### DATASET CONTENT ###

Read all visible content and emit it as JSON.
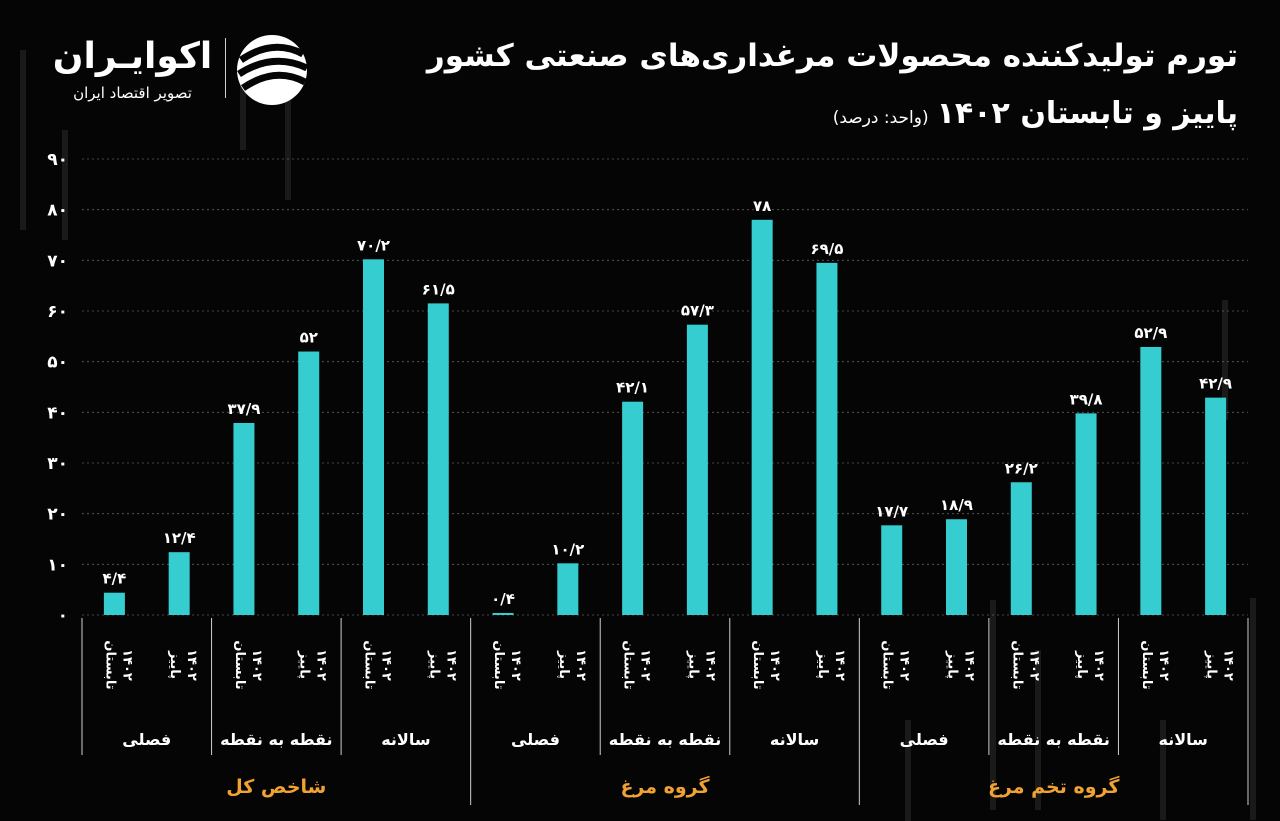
{
  "header": {
    "title": "تورم تولیدکننده محصولات مرغداری‌های صنعتی کشور",
    "subtitle": "پاییز و تابستان ۱۴۰۲",
    "unit_note": "(واحد: درصد)"
  },
  "brand": {
    "name": "اکوایـران",
    "tagline": "تصویر اقتصاد ایران",
    "mark_icon": "ecoiran-logo-icon"
  },
  "colors": {
    "background": "#050505",
    "bar": "#35cdd0",
    "text": "#ffffff",
    "group_label": "#f0a232",
    "grid": "#5f5f5f"
  },
  "chart_data": {
    "type": "bar",
    "title": "تورم تولیدکننده محصولات مرغداری‌های صنعتی کشور",
    "subtitle": "پاییز و تابستان ۱۴۰۲ (واحد: درصد)",
    "ylim": [
      0,
      90
    ],
    "y_ticks": [
      0,
      10,
      20,
      30,
      40,
      50,
      60,
      70,
      80,
      90
    ],
    "y_tick_labels": [
      "۰",
      "۱۰",
      "۲۰",
      "۳۰",
      "۴۰",
      "۵۰",
      "۶۰",
      "۷۰",
      "۸۰",
      "۹۰"
    ],
    "grid": "horizontal",
    "xlabel": "",
    "ylabel": "",
    "bars": [
      {
        "group": "شاخص کل",
        "sub": "فصلی",
        "period_line1": "تابستان",
        "period_line2": "۱۴۰۲",
        "value": 4.4,
        "label": "۴/۴"
      },
      {
        "group": "شاخص کل",
        "sub": "فصلی",
        "period_line1": "پاییز",
        "period_line2": "۱۴۰۲",
        "value": 12.4,
        "label": "۱۲/۴"
      },
      {
        "group": "شاخص کل",
        "sub": "نقطه به نقطه",
        "period_line1": "تابستان",
        "period_line2": "۱۴۰۲",
        "value": 37.9,
        "label": "۳۷/۹"
      },
      {
        "group": "شاخص کل",
        "sub": "نقطه به نقطه",
        "period_line1": "پاییز",
        "period_line2": "۱۴۰۲",
        "value": 52,
        "label": "۵۲"
      },
      {
        "group": "شاخص کل",
        "sub": "سالانه",
        "period_line1": "تابستان",
        "period_line2": "۱۴۰۲",
        "value": 70.2,
        "label": "۷۰/۲"
      },
      {
        "group": "شاخص کل",
        "sub": "سالانه",
        "period_line1": "پاییز",
        "period_line2": "۱۴۰۲",
        "value": 61.5,
        "label": "۶۱/۵"
      },
      {
        "group": "گروه مرغ",
        "sub": "فصلی",
        "period_line1": "تابستان",
        "period_line2": "۱۴۰۲",
        "value": 0.4,
        "label": "۰/۴"
      },
      {
        "group": "گروه مرغ",
        "sub": "فصلی",
        "period_line1": "پاییز",
        "period_line2": "۱۴۰۲",
        "value": 10.2,
        "label": "۱۰/۲"
      },
      {
        "group": "گروه مرغ",
        "sub": "نقطه به نقطه",
        "period_line1": "تابستان",
        "period_line2": "۱۴۰۲",
        "value": 42.1,
        "label": "۴۲/۱"
      },
      {
        "group": "گروه مرغ",
        "sub": "نقطه به نقطه",
        "period_line1": "پاییز",
        "period_line2": "۱۴۰۲",
        "value": 57.3,
        "label": "۵۷/۳"
      },
      {
        "group": "گروه مرغ",
        "sub": "سالانه",
        "period_line1": "تابستان",
        "period_line2": "۱۴۰۲",
        "value": 78,
        "label": "۷۸"
      },
      {
        "group": "گروه مرغ",
        "sub": "سالانه",
        "period_line1": "پاییز",
        "period_line2": "۱۴۰۲",
        "value": 69.5,
        "label": "۶۹/۵"
      },
      {
        "group": "گروه تخم مرغ",
        "sub": "فصلی",
        "period_line1": "تابستان",
        "period_line2": "۱۴۰۲",
        "value": 17.7,
        "label": "۱۷/۷"
      },
      {
        "group": "گروه تخم مرغ",
        "sub": "فصلی",
        "period_line1": "پاییز",
        "period_line2": "۱۴۰۲",
        "value": 18.9,
        "label": "۱۸/۹"
      },
      {
        "group": "گروه تخم مرغ",
        "sub": "نقطه به نقطه",
        "period_line1": "تابستان",
        "period_line2": "۱۴۰۲",
        "value": 26.2,
        "label": "۲۶/۲"
      },
      {
        "group": "گروه تخم مرغ",
        "sub": "نقطه به نقطه",
        "period_line1": "پاییز",
        "period_line2": "۱۴۰۲",
        "value": 39.8,
        "label": "۳۹/۸"
      },
      {
        "group": "گروه تخم مرغ",
        "sub": "سالانه",
        "period_line1": "تابستان",
        "period_line2": "۱۴۰۲",
        "value": 52.9,
        "label": "۵۲/۹"
      },
      {
        "group": "گروه تخم مرغ",
        "sub": "سالانه",
        "period_line1": "پاییز",
        "period_line2": "۱۴۰۲",
        "value": 42.9,
        "label": "۴۲/۹"
      }
    ],
    "subgroups": [
      {
        "label": "فصلی",
        "group": "شاخص کل"
      },
      {
        "label": "نقطه به نقطه",
        "group": "شاخص کل"
      },
      {
        "label": "سالانه",
        "group": "شاخص کل"
      },
      {
        "label": "فصلی",
        "group": "گروه مرغ"
      },
      {
        "label": "نقطه به نقطه",
        "group": "گروه مرغ"
      },
      {
        "label": "سالانه",
        "group": "گروه مرغ"
      },
      {
        "label": "فصلی",
        "group": "گروه تخم مرغ"
      },
      {
        "label": "نقطه به نقطه",
        "group": "گروه تخم مرغ"
      },
      {
        "label": "سالانه",
        "group": "گروه تخم مرغ"
      }
    ],
    "groups": [
      "شاخص کل",
      "گروه مرغ",
      "گروه تخم مرغ"
    ]
  }
}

###

▸ **PROBLEM TO WORK ON**
Transcribe the whole listing, character for character, but not its images.

▸ **SOLUTION FOR THIS TASK**
Read all visible content and emit it as JSON.
{
  "header": {
    "title": "تورم تولیدکننده محصولات مرغداری‌های صنعتی کشور",
    "subtitle": "پاییز و تابستان ۱۴۰۲",
    "unit_note": "(واحد: درصد)"
  },
  "brand": {
    "name": "اکوایـران",
    "tagline": "تصویر اقتصاد ایران",
    "mark_icon": "ecoiran-logo-icon"
  },
  "colors": {
    "background": "#050505",
    "bar": "#35cdd0",
    "text": "#ffffff",
    "group_label": "#f0a232",
    "grid": "#5f5f5f"
  },
  "chart_data": {
    "type": "bar",
    "title": "تورم تولیدکننده محصولات مرغداری‌های صنعتی کشور",
    "subtitle": "پاییز و تابستان ۱۴۰۲ (واحد: درصد)",
    "ylim": [
      0,
      90
    ],
    "y_ticks": [
      0,
      10,
      20,
      30,
      40,
      50,
      60,
      70,
      80,
      90
    ],
    "y_tick_labels": [
      "۰",
      "۱۰",
      "۲۰",
      "۳۰",
      "۴۰",
      "۵۰",
      "۶۰",
      "۷۰",
      "۸۰",
      "۹۰"
    ],
    "grid": "horizontal",
    "xlabel": "",
    "ylabel": "",
    "bars": [
      {
        "group": "شاخص کل",
        "sub": "فصلی",
        "period_line1": "تابستان",
        "period_line2": "۱۴۰۲",
        "value": 4.4,
        "label": "۴/۴"
      },
      {
        "group": "شاخص کل",
        "sub": "فصلی",
        "period_line1": "پاییز",
        "period_line2": "۱۴۰۲",
        "value": 12.4,
        "label": "۱۲/۴"
      },
      {
        "group": "شاخص کل",
        "sub": "نقطه به نقطه",
        "period_line1": "تابستان",
        "period_line2": "۱۴۰۲",
        "value": 37.9,
        "label": "۳۷/۹"
      },
      {
        "group": "شاخص کل",
        "sub": "نقطه به نقطه",
        "period_line1": "پاییز",
        "period_line2": "۱۴۰۲",
        "value": 52,
        "label": "۵۲"
      },
      {
        "group": "شاخص کل",
        "sub": "سالانه",
        "period_line1": "تابستان",
        "period_line2": "۱۴۰۲",
        "value": 70.2,
        "label": "۷۰/۲"
      },
      {
        "group": "شاخص کل",
        "sub": "سالانه",
        "period_line1": "پاییز",
        "period_line2": "۱۴۰۲",
        "value": 61.5,
        "label": "۶۱/۵"
      },
      {
        "group": "گروه مرغ",
        "sub": "فصلی",
        "period_line1": "تابستان",
        "period_line2": "۱۴۰۲",
        "value": 0.4,
        "label": "۰/۴"
      },
      {
        "group": "گروه مرغ",
        "sub": "فصلی",
        "period_line1": "پاییز",
        "period_line2": "۱۴۰۲",
        "value": 10.2,
        "label": "۱۰/۲"
      },
      {
        "group": "گروه مرغ",
        "sub": "نقطه به نقطه",
        "period_line1": "تابستان",
        "period_line2": "۱۴۰۲",
        "value": 42.1,
        "label": "۴۲/۱"
      },
      {
        "group": "گروه مرغ",
        "sub": "نقطه به نقطه",
        "period_line1": "پاییز",
        "period_line2": "۱۴۰۲",
        "value": 57.3,
        "label": "۵۷/۳"
      },
      {
        "group": "گروه مرغ",
        "sub": "سالانه",
        "period_line1": "تابستان",
        "period_line2": "۱۴۰۲",
        "value": 78,
        "label": "۷۸"
      },
      {
        "group": "گروه مرغ",
        "sub": "سالانه",
        "period_line1": "پاییز",
        "period_line2": "۱۴۰۲",
        "value": 69.5,
        "label": "۶۹/۵"
      },
      {
        "group": "گروه تخم مرغ",
        "sub": "فصلی",
        "period_line1": "تابستان",
        "period_line2": "۱۴۰۲",
        "value": 17.7,
        "label": "۱۷/۷"
      },
      {
        "group": "گروه تخم مرغ",
        "sub": "فصلی",
        "period_line1": "پاییز",
        "period_line2": "۱۴۰۲",
        "value": 18.9,
        "label": "۱۸/۹"
      },
      {
        "group": "گروه تخم مرغ",
        "sub": "نقطه به نقطه",
        "period_line1": "تابستان",
        "period_line2": "۱۴۰۲",
        "value": 26.2,
        "label": "۲۶/۲"
      },
      {
        "group": "گروه تخم مرغ",
        "sub": "نقطه به نقطه",
        "period_line1": "پاییز",
        "period_line2": "۱۴۰۲",
        "value": 39.8,
        "label": "۳۹/۸"
      },
      {
        "group": "گروه تخم مرغ",
        "sub": "سالانه",
        "period_line1": "تابستان",
        "period_line2": "۱۴۰۲",
        "value": 52.9,
        "label": "۵۲/۹"
      },
      {
        "group": "گروه تخم مرغ",
        "sub": "سالانه",
        "period_line1": "پاییز",
        "period_line2": "۱۴۰۲",
        "value": 42.9,
        "label": "۴۲/۹"
      }
    ],
    "subgroups": [
      {
        "label": "فصلی",
        "group": "شاخص کل"
      },
      {
        "label": "نقطه به نقطه",
        "group": "شاخص کل"
      },
      {
        "label": "سالانه",
        "group": "شاخص کل"
      },
      {
        "label": "فصلی",
        "group": "گروه مرغ"
      },
      {
        "label": "نقطه به نقطه",
        "group": "گروه مرغ"
      },
      {
        "label": "سالانه",
        "group": "گروه مرغ"
      },
      {
        "label": "فصلی",
        "group": "گروه تخم مرغ"
      },
      {
        "label": "نقطه به نقطه",
        "group": "گروه تخم مرغ"
      },
      {
        "label": "سالانه",
        "group": "گروه تخم مرغ"
      }
    ],
    "groups": [
      "شاخص کل",
      "گروه مرغ",
      "گروه تخم مرغ"
    ]
  }
}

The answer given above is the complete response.